[Stored entries]
* start *

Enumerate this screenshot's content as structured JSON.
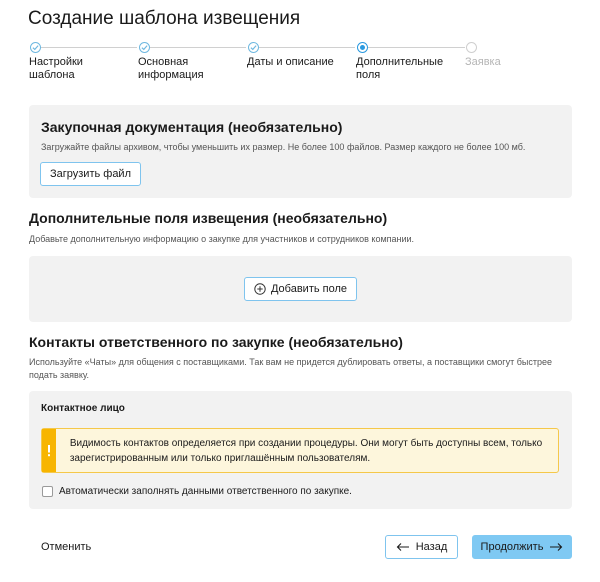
{
  "page": {
    "title": "Создание шаблона извещения"
  },
  "stepper": {
    "steps": [
      {
        "label": "Настройки шаблона",
        "state": "done"
      },
      {
        "label": "Основная информация",
        "state": "done"
      },
      {
        "label": "Даты и описание",
        "state": "done"
      },
      {
        "label": "Дополнительные поля",
        "state": "current"
      },
      {
        "label": "Заявка",
        "state": "future"
      }
    ]
  },
  "docs": {
    "title": "Закупочная документация (необязательно)",
    "hint": "Загружайте файлы архивом, чтобы уменьшить их размер. Не более 100 файлов. Размер каждого не более 100 мб.",
    "upload_label": "Загрузить файл"
  },
  "fields": {
    "title": "Дополнительные поля извещения (необязательно)",
    "hint": "Добавьте дополнительную информацию о закупке для участников и сотрудников компании.",
    "add_label": "Добавить поле"
  },
  "contacts": {
    "title": "Контакты ответственного по закупке (необязательно)",
    "hint": "Используйте «Чаты» для общения с поставщиками. Так вам не придется дублировать ответы, а поставщики смогут быстрее подать заявку.",
    "person_title": "Контактное лицо",
    "warning": "Видимость контактов определяется при создании процедуры. Они могут быть доступны всем, только зарегистрированным или только приглашённым пользователям.",
    "autofill_label": "Автоматически заполнять данными ответственного по закупке.",
    "autofill_checked": false
  },
  "footer": {
    "cancel_label": "Отменить",
    "back_label": "Назад",
    "continue_label": "Продолжить"
  },
  "colors": {
    "accent": "#7fc9f3",
    "panel_bg": "#f2f2f2",
    "warning_stripe": "#f7b500",
    "warning_bg": "#fdf6dc"
  }
}
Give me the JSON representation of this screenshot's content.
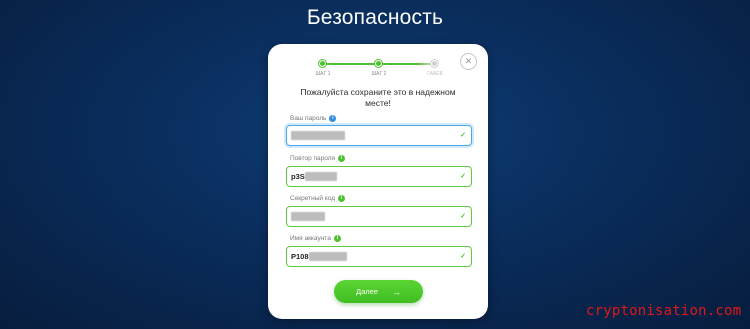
{
  "page": {
    "title": "Безопасность"
  },
  "stepper": {
    "steps": [
      {
        "label": "ШАГ 1",
        "state": "done"
      },
      {
        "label": "ШАГ 2",
        "state": "done"
      },
      {
        "label": "ГАБЕБ",
        "state": "pending"
      }
    ]
  },
  "dialog": {
    "note": "Пожалуйста сохраните это в надежном месте!",
    "close_icon": "close-icon",
    "fields": [
      {
        "label": "Ваш пароль",
        "value": "",
        "masked": true,
        "state": "focused",
        "info_color": "#2f8de0"
      },
      {
        "label": "Повтор пароля",
        "value": "p3S",
        "masked": true,
        "state": "valid",
        "info_color": "#4ec12f"
      },
      {
        "label": "Секретный код",
        "value": "",
        "masked": true,
        "state": "valid",
        "info_color": "#4ec12f"
      },
      {
        "label": "Имя аккаунта",
        "value": "P108",
        "masked": true,
        "state": "valid",
        "info_color": "#4ec12f"
      }
    ],
    "next_button": {
      "label": "Далее",
      "icon": "arrow-right-icon"
    }
  },
  "colors": {
    "accent_green": "#4ec12f",
    "focus_blue": "#49a9e6",
    "background": "#0a2d5c"
  },
  "watermark": "cryptonisation.com"
}
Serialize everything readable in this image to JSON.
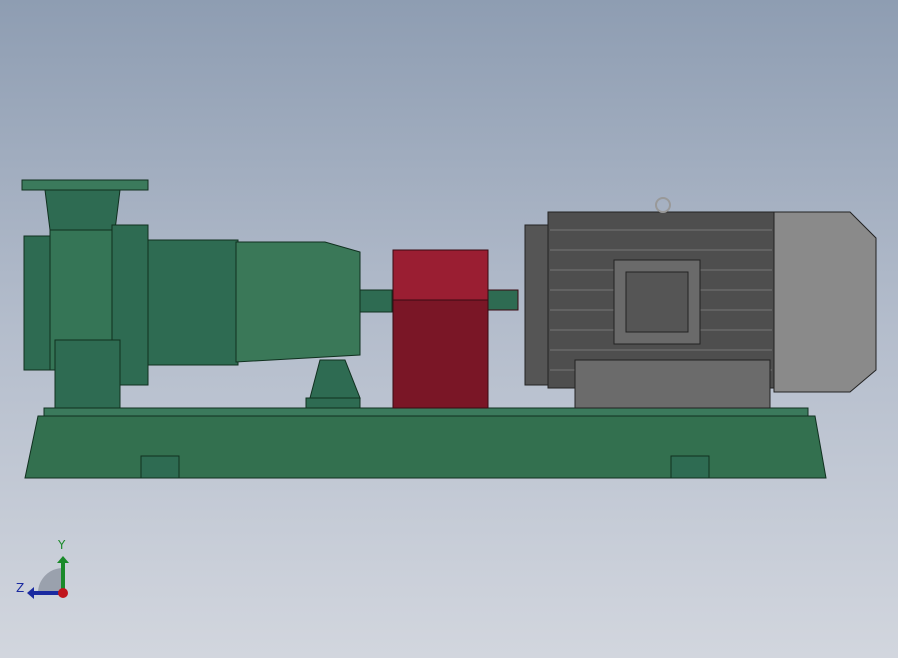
{
  "triad": {
    "y_label": "Y",
    "z_label": "Z"
  },
  "colors": {
    "pump_green": "#2e6b52",
    "coupling_guard": "#7a1626",
    "motor_grey": "#5a5a5a",
    "x_axis": "#c0141c",
    "y_axis": "#1a8a2a",
    "z_axis": "#1a2aa0"
  }
}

* end *

From the records above, copy every line that holds the word "icon".

    "close_icon": "close-icon",
      "icon": "arrow-right-icon"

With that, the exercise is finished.